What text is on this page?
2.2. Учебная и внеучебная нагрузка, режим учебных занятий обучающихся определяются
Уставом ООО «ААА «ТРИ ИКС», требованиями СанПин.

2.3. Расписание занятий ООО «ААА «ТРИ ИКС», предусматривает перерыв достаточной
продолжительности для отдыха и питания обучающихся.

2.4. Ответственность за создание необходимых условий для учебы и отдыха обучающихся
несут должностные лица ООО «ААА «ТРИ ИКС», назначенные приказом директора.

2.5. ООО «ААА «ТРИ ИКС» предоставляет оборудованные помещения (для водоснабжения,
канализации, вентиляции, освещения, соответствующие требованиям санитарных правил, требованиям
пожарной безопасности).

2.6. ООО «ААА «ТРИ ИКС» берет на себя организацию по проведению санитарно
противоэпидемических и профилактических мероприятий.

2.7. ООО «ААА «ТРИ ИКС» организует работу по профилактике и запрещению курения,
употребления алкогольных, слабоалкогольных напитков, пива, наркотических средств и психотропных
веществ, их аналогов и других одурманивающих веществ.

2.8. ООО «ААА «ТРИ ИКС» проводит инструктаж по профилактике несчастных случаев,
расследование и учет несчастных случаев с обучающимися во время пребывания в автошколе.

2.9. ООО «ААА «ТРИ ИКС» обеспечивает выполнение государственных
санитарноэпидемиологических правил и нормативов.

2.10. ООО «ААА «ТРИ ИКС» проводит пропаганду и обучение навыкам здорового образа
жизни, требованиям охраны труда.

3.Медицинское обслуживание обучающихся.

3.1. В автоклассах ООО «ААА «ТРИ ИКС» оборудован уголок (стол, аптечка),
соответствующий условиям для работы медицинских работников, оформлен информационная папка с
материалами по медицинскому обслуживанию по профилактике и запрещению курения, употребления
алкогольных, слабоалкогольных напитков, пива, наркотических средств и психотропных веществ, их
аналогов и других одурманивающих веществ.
★ ★ ★ ★
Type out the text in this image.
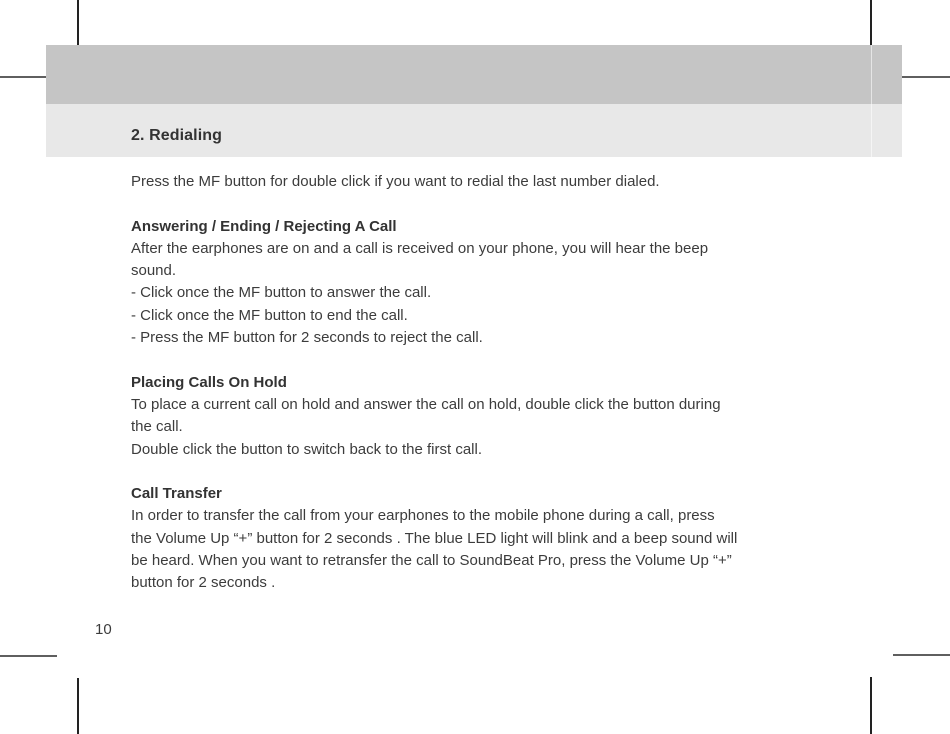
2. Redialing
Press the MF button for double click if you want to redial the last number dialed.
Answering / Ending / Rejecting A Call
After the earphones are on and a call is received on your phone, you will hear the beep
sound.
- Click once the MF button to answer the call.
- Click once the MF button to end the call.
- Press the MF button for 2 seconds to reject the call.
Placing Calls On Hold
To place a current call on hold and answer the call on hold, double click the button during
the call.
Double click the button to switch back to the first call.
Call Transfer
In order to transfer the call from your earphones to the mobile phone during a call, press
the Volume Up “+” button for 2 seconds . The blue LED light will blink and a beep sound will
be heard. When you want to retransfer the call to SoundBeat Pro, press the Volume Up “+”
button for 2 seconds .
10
★ ★ ★ ★
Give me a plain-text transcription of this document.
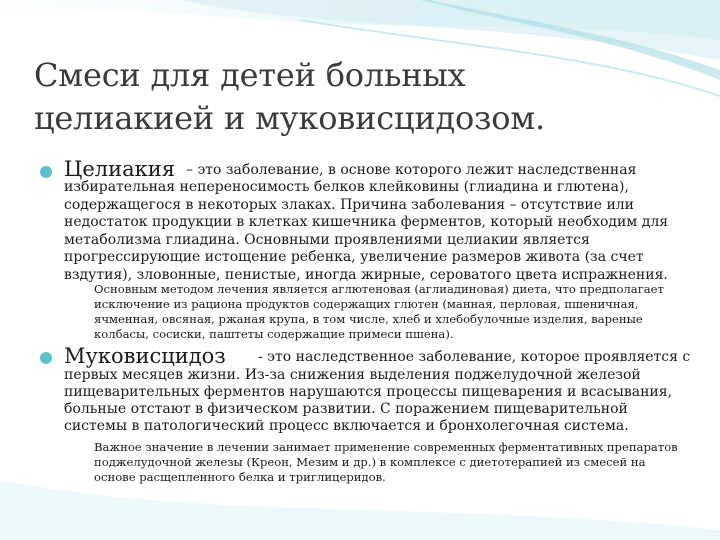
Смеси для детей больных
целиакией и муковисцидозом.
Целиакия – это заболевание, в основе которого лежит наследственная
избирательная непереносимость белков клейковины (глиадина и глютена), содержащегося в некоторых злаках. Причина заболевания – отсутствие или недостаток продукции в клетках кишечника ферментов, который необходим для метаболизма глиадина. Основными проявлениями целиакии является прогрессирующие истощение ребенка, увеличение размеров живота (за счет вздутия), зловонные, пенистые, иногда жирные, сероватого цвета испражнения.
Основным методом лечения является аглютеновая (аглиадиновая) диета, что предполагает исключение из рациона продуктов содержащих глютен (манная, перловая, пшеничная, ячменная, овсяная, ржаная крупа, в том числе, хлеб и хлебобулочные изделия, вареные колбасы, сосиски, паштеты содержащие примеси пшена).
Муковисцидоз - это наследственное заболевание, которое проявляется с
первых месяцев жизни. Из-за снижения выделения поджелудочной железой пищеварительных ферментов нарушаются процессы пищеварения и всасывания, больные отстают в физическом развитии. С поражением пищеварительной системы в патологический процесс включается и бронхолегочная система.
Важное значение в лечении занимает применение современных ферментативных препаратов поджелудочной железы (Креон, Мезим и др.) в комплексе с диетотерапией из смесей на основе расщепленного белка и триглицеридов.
★ ★ ★ ★
• What you should do
In how many lines does the word "психотропных" appear? Respond with the number alone.

• Finished exercise
2